(Collected data entries)
===============
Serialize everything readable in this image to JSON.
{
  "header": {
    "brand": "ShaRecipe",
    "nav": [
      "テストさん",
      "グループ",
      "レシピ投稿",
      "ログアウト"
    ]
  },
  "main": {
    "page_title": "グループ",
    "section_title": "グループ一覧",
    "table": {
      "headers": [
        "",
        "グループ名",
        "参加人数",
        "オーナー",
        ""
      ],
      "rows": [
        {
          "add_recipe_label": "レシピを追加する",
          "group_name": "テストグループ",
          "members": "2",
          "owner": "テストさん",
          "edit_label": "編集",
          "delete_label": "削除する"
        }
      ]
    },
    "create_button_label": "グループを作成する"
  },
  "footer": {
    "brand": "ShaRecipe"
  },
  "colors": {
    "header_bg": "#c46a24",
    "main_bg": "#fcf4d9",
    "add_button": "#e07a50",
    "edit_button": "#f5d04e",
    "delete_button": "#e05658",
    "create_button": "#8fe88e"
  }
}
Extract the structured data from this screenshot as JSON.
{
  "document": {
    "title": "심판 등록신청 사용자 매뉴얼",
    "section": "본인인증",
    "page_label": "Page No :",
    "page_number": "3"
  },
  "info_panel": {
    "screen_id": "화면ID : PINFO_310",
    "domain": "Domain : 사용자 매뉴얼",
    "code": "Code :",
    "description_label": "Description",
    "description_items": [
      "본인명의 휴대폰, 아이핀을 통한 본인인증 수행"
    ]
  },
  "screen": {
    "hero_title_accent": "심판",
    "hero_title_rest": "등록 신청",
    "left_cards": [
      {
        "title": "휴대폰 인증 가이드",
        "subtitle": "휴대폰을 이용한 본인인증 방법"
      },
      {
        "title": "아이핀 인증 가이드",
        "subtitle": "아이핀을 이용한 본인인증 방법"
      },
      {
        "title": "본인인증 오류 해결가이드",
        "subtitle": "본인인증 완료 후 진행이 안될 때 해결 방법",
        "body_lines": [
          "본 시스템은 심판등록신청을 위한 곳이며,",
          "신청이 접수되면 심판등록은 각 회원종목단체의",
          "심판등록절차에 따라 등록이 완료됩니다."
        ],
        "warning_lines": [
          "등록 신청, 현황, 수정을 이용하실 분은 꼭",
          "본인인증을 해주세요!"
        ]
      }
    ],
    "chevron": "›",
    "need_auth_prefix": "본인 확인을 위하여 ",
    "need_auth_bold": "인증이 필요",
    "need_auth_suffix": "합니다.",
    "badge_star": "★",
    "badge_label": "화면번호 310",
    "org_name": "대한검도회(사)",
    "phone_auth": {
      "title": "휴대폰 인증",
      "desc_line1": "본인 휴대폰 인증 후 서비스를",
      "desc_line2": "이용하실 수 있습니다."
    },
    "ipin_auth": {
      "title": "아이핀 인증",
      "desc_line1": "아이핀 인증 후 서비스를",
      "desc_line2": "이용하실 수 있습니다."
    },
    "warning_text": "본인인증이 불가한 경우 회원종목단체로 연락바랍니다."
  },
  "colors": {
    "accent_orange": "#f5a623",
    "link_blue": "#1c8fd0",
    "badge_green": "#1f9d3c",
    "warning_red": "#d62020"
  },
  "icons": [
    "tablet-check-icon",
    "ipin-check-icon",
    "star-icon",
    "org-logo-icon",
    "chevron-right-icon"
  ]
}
===============
■ **EXERCISE BRIEF**:
Give an exact repetition of all the material.

■ **REPLY**:
Serialize everything readable in this image to JSON.
{
  "header": {
    "brand": "ShaRecipe",
    "nav": [
      "テストさん",
      "グループ",
      "レシピ投稿",
      "ログアウト"
    ]
  },
  "main": {
    "page_title": "グループ",
    "section_title": "グループ一覧",
    "table": {
      "headers": [
        "",
        "グループ名",
        "参加人数",
        "オーナー",
        ""
      ],
      "rows": [
        {
          "add_recipe_label": "レシピを追加する",
          "group_name": "テストグループ",
          "members": "2",
          "owner": "テストさん",
          "edit_label": "編集",
          "delete_label": "削除する"
        }
      ]
    },
    "create_button_label": "グループを作成する"
  },
  "footer": {
    "brand": "ShaRecipe"
  },
  "colors": {
    "header_bg": "#c46a24",
    "main_bg": "#fcf4d9",
    "add_button": "#e07a50",
    "edit_button": "#f5d04e",
    "delete_button": "#e05658",
    "create_button": "#8fe88e"
  }
}
Extract the structured data from this screenshot as JSON.
{
  "document": {
    "title": "심판 등록신청 사용자 매뉴얼",
    "section": "본인인증",
    "page_label": "Page No :",
    "page_number": "3"
  },
  "info_panel": {
    "screen_id": "화면ID : PINFO_310",
    "domain": "Domain : 사용자 매뉴얼",
    "code": "Code :",
    "description_label": "Description",
    "description_items": [
      "본인명의 휴대폰, 아이핀을 통한 본인인증 수행"
    ]
  },
  "screen": {
    "hero_title_accent": "심판",
    "hero_title_rest": "등록 신청",
    "left_cards": [
      {
        "title": "휴대폰 인증 가이드",
        "subtitle": "휴대폰을 이용한 본인인증 방법"
      },
      {
        "title": "아이핀 인증 가이드",
        "subtitle": "아이핀을 이용한 본인인증 방법"
      },
      {
        "title": "본인인증 오류 해결가이드",
        "subtitle": "본인인증 완료 후 진행이 안될 때 해결 방법",
        "body_lines": [
          "본 시스템은 심판등록신청을 위한 곳이며,",
          "신청이 접수되면 심판등록은 각 회원종목단체의",
          "심판등록절차에 따라 등록이 완료됩니다."
        ],
        "warning_lines": [
          "등록 신청, 현황, 수정을 이용하실 분은 꼭",
          "본인인증을 해주세요!"
        ]
      }
    ],
    "chevron": "›",
    "need_auth_prefix": "본인 확인을 위하여 ",
    "need_auth_bold": "인증이 필요",
    "need_auth_suffix": "합니다.",
    "badge_star": "★",
    "badge_label": "화면번호 310",
    "org_name": "대한검도회(사)",
    "phone_auth": {
      "title": "휴대폰 인증",
      "desc_line1": "본인 휴대폰 인증 후 서비스를",
      "desc_line2": "이용하실 수 있습니다."
    },
    "ipin_auth": {
      "title": "아이핀 인증",
      "desc_line1": "아이핀 인증 후 서비스를",
      "desc_line2": "이용하실 수 있습니다."
    },
    "warning_text": "본인인증이 불가한 경우 회원종목단체로 연락바랍니다."
  },
  "colors": {
    "accent_orange": "#f5a623",
    "link_blue": "#1c8fd0",
    "badge_green": "#1f9d3c",
    "warning_red": "#d62020"
  },
  "icons": [
    "tablet-check-icon",
    "ipin-check-icon",
    "star-icon",
    "org-logo-icon",
    "chevron-right-icon"
  ]
}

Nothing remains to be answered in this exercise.